___ EXERCISE MATERIALS
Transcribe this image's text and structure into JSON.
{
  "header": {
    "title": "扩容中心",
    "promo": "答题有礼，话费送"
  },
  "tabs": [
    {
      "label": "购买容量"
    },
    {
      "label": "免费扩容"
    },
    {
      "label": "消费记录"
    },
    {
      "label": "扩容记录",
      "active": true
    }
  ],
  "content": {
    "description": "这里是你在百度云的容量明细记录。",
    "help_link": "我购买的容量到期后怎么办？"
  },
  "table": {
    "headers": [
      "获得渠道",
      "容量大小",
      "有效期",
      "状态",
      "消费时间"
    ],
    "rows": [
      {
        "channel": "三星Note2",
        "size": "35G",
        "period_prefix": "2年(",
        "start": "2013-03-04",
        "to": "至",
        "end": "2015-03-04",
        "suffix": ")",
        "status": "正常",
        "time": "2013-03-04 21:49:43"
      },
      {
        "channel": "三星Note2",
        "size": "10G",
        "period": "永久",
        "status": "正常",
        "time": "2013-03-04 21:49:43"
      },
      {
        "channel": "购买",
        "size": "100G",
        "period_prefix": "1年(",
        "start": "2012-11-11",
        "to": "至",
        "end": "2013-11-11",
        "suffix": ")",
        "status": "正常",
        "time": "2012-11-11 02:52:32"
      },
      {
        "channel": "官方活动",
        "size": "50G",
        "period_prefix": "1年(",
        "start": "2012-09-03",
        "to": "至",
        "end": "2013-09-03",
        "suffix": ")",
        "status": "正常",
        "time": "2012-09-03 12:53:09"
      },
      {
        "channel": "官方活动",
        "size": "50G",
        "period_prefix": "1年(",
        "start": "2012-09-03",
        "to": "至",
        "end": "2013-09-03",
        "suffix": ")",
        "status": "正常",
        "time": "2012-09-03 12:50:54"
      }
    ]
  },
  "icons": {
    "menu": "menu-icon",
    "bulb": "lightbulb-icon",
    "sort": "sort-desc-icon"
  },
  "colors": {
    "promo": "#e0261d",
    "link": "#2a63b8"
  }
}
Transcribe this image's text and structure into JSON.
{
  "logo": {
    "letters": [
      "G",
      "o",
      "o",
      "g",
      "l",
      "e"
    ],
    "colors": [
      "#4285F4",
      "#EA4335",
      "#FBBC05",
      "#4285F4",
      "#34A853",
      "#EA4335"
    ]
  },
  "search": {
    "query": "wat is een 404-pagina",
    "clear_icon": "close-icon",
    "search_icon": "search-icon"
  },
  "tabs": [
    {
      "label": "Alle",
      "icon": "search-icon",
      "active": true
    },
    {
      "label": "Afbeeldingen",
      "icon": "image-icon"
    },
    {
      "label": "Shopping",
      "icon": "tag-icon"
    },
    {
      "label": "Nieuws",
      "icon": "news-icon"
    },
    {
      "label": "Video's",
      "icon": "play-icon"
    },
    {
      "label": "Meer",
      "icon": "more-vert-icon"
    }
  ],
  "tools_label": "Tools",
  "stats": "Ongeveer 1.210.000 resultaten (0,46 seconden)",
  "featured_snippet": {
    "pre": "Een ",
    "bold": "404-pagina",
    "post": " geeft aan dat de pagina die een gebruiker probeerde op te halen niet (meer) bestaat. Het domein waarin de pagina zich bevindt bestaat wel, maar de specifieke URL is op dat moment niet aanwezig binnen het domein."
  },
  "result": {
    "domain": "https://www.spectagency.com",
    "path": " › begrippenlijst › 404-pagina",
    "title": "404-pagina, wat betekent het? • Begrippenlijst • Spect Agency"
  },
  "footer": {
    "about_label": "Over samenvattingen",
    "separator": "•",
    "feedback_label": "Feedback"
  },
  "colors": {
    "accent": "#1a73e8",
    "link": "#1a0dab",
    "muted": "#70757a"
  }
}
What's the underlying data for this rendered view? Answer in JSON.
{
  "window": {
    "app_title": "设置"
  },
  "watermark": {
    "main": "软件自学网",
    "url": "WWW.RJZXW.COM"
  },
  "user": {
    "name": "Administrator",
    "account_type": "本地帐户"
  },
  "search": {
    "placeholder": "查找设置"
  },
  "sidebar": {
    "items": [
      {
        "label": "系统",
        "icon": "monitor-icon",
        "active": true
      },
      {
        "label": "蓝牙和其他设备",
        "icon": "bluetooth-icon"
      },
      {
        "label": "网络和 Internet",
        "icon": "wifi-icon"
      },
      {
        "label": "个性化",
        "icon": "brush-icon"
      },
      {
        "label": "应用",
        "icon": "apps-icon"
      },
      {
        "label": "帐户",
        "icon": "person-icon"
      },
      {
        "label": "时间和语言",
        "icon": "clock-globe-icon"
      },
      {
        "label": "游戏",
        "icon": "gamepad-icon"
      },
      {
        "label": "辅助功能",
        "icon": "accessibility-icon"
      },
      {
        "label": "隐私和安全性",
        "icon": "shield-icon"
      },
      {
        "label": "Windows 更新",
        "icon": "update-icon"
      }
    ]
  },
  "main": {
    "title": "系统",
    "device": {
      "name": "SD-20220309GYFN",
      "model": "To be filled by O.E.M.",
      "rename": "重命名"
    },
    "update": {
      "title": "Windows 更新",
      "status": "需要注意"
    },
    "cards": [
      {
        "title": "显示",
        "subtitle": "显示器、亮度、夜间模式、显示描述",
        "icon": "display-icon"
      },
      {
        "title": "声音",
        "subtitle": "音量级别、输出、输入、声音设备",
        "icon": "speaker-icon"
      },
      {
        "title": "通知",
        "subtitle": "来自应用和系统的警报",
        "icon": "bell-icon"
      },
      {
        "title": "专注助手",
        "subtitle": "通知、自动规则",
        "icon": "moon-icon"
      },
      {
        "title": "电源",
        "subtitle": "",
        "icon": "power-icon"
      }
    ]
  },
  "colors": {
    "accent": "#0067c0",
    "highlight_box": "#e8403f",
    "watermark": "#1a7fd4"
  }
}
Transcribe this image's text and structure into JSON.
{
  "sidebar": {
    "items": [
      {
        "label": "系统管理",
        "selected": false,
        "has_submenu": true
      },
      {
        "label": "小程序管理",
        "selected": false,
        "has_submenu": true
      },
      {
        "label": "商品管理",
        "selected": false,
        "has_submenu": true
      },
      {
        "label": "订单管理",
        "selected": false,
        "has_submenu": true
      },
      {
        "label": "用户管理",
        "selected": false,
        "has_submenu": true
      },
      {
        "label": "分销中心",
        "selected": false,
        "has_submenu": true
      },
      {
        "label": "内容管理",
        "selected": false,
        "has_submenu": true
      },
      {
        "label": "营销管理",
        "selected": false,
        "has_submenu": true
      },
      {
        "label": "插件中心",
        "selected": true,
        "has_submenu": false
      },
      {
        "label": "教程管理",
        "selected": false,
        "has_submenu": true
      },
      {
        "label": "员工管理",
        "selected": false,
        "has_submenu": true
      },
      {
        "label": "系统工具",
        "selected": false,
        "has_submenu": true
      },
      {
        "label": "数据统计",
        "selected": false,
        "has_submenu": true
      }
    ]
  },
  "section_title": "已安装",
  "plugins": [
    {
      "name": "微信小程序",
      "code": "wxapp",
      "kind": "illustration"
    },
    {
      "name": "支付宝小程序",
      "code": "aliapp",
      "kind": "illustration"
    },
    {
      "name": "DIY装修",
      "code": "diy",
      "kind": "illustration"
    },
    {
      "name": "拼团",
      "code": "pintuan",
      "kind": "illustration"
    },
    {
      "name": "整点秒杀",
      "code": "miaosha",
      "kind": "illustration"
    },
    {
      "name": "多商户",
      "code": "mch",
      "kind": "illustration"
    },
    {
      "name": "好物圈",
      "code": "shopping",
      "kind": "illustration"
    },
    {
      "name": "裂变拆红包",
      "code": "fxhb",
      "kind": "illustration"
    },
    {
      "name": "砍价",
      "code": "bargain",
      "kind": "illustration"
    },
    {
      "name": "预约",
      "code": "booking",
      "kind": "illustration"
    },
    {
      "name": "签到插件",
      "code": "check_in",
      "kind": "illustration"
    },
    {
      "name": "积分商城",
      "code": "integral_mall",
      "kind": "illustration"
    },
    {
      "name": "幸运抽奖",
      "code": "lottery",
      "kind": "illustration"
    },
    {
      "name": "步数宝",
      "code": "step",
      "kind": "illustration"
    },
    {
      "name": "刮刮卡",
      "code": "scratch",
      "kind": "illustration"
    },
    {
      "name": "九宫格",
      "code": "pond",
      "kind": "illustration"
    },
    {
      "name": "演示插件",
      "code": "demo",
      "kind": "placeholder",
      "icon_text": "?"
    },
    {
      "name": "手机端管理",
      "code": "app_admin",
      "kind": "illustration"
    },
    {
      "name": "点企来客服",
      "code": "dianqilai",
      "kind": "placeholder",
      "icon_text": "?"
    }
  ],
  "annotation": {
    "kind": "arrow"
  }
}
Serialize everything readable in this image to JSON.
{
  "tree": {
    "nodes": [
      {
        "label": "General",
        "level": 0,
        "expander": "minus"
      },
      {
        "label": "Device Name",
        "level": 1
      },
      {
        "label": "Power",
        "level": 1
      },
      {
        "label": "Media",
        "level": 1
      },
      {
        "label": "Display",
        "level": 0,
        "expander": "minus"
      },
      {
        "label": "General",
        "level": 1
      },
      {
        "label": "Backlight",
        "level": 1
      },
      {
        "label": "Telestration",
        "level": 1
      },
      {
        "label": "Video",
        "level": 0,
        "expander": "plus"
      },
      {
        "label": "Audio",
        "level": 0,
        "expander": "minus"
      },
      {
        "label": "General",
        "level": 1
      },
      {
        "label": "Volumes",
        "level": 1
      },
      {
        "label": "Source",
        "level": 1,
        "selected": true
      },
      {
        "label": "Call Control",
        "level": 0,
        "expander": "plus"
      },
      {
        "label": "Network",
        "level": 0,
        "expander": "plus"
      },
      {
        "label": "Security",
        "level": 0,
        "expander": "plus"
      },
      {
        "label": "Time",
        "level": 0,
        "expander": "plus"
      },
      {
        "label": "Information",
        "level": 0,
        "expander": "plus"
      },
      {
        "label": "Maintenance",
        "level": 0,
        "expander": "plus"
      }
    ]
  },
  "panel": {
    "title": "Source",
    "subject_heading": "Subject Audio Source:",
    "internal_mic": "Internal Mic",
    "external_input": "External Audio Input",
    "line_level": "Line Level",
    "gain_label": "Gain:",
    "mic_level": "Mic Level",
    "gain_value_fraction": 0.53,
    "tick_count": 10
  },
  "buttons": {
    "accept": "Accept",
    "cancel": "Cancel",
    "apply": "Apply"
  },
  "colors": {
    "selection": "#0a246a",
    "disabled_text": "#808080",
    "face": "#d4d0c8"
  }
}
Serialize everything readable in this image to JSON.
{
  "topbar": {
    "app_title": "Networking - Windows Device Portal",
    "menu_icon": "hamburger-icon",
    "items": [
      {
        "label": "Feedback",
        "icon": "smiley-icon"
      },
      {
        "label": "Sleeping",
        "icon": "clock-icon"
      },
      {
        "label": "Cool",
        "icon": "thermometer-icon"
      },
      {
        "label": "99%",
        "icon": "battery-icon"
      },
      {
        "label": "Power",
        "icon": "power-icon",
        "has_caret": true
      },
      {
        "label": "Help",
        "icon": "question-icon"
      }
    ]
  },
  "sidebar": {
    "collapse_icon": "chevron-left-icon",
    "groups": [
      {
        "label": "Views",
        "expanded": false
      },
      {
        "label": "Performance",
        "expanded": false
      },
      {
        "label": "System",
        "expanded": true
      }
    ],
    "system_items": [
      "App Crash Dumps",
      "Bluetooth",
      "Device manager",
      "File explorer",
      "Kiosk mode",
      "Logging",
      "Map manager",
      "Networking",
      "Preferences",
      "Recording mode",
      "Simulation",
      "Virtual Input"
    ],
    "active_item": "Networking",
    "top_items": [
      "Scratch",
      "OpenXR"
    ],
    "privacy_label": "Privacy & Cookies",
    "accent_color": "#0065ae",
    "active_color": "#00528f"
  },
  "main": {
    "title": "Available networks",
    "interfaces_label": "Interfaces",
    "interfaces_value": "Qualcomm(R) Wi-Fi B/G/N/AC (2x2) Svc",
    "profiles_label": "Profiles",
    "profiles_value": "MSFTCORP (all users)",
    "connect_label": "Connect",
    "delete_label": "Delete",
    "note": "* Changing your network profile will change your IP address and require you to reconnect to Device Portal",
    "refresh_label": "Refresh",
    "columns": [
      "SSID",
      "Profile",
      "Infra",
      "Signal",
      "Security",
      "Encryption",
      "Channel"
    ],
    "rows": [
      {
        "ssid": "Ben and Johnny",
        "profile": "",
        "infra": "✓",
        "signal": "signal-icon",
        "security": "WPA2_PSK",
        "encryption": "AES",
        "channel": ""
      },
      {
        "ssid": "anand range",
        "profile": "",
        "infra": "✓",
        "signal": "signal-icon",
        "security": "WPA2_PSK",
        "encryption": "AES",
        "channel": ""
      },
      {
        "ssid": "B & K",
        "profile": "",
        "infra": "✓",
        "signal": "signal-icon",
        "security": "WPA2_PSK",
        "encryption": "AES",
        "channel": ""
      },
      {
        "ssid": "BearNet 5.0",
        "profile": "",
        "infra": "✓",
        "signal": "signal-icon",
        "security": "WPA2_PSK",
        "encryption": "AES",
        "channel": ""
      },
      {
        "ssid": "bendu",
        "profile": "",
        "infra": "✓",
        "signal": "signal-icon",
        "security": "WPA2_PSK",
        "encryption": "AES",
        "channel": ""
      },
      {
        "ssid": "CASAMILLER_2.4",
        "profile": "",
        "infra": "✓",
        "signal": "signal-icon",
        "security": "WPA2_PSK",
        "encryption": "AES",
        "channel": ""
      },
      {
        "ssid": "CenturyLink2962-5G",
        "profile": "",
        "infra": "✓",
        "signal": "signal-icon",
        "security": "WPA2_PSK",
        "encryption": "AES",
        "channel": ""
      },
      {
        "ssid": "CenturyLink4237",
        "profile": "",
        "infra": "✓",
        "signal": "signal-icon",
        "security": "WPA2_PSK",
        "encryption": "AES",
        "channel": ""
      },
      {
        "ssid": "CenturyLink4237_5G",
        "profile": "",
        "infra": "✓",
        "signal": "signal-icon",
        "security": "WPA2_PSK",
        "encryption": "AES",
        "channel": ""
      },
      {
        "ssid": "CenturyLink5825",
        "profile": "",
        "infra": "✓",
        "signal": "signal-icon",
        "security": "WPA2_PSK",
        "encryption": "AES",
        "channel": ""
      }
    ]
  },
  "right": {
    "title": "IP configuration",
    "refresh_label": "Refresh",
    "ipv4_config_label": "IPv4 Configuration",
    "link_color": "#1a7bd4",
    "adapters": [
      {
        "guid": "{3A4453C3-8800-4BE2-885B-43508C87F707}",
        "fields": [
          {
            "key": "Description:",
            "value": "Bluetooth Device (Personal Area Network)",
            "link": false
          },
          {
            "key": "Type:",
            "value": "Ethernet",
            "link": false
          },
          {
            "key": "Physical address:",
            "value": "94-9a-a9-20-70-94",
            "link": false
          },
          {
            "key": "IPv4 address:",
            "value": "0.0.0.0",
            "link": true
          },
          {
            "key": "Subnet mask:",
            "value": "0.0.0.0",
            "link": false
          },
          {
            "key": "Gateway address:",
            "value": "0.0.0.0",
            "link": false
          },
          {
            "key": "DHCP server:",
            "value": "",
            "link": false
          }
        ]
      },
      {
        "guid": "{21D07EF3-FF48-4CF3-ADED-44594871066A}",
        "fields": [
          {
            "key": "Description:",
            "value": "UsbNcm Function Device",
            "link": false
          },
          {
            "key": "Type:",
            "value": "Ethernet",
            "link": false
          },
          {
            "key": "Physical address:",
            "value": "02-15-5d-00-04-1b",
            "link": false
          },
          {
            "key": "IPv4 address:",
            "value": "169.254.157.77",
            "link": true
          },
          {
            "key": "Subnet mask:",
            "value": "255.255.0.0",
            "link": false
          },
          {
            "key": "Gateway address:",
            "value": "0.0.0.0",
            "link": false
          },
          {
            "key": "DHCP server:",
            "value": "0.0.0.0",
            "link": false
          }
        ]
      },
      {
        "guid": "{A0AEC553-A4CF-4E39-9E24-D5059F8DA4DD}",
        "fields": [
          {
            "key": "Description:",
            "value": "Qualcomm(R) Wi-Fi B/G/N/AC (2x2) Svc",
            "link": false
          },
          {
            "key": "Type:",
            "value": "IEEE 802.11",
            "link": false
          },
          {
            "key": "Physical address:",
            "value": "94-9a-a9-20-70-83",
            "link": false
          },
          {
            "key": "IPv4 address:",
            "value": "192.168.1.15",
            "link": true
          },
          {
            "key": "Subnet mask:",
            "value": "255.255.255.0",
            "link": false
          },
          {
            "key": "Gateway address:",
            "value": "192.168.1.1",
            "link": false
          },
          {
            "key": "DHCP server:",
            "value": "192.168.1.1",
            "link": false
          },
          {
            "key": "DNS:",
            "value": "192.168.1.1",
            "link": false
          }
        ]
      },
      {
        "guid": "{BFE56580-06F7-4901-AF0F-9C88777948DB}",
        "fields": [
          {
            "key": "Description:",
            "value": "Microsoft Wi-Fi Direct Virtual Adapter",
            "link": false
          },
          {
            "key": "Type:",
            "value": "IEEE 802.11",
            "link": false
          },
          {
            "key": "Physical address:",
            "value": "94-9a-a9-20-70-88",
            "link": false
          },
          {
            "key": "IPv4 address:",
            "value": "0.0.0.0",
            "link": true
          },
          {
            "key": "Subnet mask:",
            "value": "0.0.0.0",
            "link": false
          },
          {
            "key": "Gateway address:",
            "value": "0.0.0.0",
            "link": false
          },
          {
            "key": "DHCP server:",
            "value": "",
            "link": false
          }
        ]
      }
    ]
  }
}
______
= WHAT YOU NEED TO DO =
Gather up, from the records above, each line where the word "Audio" appears.

= TASK RESPONSE =
        "label": "Audio",
    "subject_heading": "Subject Audio Source:",
    "external_input": "External Audio Input",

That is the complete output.